:: Raw records ::
-----
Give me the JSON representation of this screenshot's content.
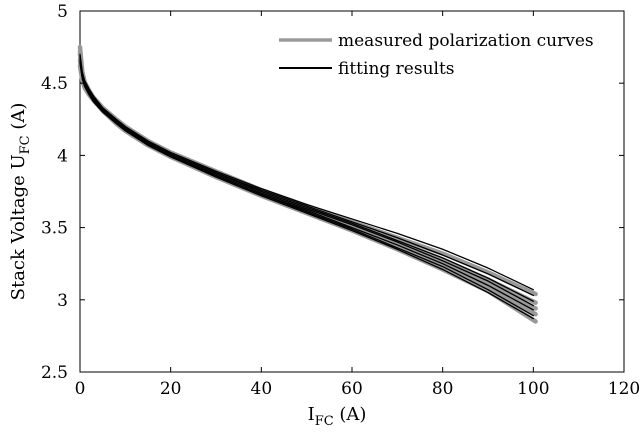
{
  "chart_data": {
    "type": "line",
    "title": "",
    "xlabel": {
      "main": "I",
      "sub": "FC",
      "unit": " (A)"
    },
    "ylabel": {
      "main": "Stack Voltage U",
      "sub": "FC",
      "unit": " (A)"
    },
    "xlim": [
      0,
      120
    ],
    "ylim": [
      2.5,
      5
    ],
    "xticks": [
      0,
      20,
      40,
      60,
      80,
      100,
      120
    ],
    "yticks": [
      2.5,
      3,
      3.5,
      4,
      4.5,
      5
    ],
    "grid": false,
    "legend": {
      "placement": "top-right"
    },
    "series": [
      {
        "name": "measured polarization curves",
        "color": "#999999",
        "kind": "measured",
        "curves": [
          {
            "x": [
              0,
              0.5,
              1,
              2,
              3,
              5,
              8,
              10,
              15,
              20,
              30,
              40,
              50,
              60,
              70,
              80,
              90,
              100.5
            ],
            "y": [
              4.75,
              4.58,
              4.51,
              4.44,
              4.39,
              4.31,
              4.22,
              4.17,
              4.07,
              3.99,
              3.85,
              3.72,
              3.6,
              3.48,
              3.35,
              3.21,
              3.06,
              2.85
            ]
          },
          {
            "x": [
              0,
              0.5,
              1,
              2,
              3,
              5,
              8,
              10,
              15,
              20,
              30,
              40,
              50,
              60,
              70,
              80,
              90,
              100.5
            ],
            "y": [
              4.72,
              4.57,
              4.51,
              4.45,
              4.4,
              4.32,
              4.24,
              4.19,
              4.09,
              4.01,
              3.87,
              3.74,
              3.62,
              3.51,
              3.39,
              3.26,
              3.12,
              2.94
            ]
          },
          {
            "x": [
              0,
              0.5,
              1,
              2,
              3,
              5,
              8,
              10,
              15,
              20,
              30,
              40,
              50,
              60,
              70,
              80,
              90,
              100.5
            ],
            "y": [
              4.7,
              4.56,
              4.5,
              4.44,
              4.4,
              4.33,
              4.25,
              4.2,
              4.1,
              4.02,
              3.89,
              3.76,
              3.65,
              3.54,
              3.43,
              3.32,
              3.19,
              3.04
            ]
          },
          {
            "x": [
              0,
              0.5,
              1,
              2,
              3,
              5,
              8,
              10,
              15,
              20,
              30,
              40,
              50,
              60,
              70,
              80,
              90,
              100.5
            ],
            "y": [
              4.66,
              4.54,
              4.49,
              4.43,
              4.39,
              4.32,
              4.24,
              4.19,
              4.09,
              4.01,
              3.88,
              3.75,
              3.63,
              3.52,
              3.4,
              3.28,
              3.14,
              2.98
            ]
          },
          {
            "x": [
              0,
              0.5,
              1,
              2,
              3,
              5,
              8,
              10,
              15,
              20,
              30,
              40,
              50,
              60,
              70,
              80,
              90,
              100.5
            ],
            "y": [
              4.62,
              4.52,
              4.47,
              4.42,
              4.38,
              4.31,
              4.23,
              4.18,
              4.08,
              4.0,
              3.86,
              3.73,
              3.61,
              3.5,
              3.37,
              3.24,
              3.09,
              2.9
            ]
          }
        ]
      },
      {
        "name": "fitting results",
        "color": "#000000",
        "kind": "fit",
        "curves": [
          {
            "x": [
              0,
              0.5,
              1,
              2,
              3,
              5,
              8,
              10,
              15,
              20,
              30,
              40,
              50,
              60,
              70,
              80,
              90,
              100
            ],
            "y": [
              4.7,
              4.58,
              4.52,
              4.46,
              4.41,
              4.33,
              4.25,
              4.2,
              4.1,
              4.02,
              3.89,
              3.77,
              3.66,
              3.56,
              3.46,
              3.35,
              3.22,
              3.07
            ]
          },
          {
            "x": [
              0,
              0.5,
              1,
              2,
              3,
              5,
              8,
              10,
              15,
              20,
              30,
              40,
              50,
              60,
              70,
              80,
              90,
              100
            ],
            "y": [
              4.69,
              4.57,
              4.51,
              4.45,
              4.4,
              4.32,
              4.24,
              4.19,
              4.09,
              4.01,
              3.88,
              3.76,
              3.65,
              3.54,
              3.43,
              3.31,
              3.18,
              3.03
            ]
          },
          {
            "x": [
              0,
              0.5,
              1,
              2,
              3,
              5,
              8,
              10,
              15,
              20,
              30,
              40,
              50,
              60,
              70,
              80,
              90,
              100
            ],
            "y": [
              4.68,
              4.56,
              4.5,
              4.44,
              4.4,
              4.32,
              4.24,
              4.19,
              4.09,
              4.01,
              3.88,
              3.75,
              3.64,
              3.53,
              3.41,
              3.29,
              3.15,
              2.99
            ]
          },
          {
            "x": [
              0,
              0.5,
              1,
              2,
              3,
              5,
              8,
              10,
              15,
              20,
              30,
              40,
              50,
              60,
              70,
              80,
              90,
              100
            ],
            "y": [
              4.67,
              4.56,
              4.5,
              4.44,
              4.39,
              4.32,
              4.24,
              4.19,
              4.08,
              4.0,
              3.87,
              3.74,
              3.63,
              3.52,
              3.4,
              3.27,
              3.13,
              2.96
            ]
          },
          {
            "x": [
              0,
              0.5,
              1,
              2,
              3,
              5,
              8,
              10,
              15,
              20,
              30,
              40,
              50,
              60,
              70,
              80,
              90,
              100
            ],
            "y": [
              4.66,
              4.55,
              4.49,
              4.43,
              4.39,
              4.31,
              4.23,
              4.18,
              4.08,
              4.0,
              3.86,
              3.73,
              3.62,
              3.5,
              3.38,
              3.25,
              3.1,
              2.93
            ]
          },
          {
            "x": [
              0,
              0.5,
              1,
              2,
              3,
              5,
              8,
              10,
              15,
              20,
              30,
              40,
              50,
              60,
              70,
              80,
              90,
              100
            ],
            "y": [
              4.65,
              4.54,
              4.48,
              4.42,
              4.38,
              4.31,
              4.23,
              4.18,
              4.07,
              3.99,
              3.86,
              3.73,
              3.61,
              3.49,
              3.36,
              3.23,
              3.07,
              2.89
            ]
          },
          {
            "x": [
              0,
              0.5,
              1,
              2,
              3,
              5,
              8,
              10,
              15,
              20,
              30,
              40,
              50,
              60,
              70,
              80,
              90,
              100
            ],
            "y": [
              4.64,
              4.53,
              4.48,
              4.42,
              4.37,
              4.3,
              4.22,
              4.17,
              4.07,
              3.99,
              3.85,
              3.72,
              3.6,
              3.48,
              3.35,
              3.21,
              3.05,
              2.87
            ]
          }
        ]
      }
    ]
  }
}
-----
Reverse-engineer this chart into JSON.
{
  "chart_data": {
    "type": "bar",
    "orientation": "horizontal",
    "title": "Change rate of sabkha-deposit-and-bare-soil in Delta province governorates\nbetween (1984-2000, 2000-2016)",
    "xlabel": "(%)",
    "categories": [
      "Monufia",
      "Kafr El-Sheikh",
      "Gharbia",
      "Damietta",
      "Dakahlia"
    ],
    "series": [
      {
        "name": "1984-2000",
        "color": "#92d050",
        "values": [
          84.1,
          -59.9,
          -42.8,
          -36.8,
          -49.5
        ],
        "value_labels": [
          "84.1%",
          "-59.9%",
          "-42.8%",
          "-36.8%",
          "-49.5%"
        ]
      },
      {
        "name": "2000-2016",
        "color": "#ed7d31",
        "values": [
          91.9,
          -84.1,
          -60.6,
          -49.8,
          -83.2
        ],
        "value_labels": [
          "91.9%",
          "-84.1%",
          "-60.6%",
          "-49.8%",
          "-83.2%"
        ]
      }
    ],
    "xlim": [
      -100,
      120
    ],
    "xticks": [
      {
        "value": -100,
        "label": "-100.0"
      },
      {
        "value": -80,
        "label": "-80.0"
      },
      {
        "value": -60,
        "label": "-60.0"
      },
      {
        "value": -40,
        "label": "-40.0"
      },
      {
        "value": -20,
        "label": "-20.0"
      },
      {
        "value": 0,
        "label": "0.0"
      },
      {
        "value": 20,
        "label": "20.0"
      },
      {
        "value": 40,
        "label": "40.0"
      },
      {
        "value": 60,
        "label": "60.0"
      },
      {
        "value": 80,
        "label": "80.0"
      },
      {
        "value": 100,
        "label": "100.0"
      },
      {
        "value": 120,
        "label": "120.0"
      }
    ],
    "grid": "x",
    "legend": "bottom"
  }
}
-----
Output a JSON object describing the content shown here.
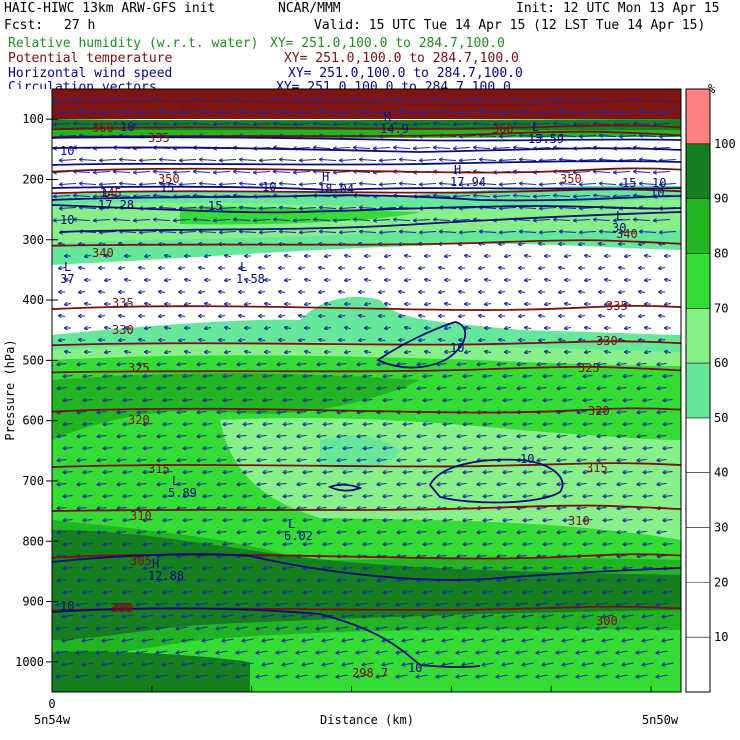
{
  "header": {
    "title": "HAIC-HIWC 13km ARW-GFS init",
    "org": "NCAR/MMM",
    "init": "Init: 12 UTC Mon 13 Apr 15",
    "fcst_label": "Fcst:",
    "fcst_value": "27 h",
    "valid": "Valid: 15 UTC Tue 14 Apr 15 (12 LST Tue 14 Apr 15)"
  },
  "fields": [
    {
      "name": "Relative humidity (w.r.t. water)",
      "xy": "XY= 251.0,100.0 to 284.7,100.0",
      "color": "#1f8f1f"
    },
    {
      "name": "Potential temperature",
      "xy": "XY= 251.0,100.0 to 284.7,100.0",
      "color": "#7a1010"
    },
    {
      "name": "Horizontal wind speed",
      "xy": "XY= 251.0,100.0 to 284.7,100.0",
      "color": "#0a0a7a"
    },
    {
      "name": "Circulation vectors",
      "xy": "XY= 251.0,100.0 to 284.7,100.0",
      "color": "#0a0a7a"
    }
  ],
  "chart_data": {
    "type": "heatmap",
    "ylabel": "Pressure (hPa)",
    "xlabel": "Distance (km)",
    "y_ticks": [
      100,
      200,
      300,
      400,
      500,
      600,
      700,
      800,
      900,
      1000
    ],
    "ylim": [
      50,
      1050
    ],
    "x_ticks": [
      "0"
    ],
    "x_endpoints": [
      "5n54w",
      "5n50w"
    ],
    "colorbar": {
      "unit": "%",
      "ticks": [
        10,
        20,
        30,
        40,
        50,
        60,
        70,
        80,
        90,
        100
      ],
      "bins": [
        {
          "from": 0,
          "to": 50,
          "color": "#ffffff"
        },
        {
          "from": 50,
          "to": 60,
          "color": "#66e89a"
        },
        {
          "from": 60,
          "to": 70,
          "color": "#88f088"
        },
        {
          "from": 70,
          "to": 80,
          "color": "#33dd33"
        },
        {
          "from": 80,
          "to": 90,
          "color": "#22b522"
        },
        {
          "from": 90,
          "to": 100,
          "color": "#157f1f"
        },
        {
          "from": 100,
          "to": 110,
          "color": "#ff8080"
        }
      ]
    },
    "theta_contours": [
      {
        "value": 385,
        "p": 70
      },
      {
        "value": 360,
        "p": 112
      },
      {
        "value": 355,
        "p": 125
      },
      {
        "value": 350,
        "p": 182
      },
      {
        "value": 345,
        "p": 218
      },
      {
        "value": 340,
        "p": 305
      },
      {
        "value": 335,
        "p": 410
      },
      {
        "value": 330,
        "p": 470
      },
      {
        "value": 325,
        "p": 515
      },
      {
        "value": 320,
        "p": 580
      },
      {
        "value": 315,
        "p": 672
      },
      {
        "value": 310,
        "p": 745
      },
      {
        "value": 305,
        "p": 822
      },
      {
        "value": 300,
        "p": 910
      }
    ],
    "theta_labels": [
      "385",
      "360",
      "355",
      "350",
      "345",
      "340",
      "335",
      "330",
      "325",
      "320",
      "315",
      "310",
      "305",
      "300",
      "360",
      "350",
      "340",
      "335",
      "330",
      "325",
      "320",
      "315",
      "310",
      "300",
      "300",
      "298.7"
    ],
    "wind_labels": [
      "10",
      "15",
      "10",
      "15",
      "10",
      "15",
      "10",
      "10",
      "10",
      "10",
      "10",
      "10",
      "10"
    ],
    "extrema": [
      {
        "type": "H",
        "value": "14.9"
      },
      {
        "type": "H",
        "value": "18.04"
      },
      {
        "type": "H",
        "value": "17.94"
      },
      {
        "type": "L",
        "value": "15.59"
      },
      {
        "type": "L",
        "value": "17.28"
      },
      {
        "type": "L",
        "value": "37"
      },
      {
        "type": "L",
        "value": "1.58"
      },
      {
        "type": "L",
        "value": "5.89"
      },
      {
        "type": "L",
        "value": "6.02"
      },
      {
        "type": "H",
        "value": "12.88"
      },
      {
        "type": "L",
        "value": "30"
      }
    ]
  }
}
-----
:: Aim of the exercise ::
Return, from the data, each line that has the word "JSON" in it.

:: Result of the exercise ::
Give me the JSON representation of this screenshot's content.
Reverse-engineer this chart into JSON.
Output a JSON object describing the content shown here.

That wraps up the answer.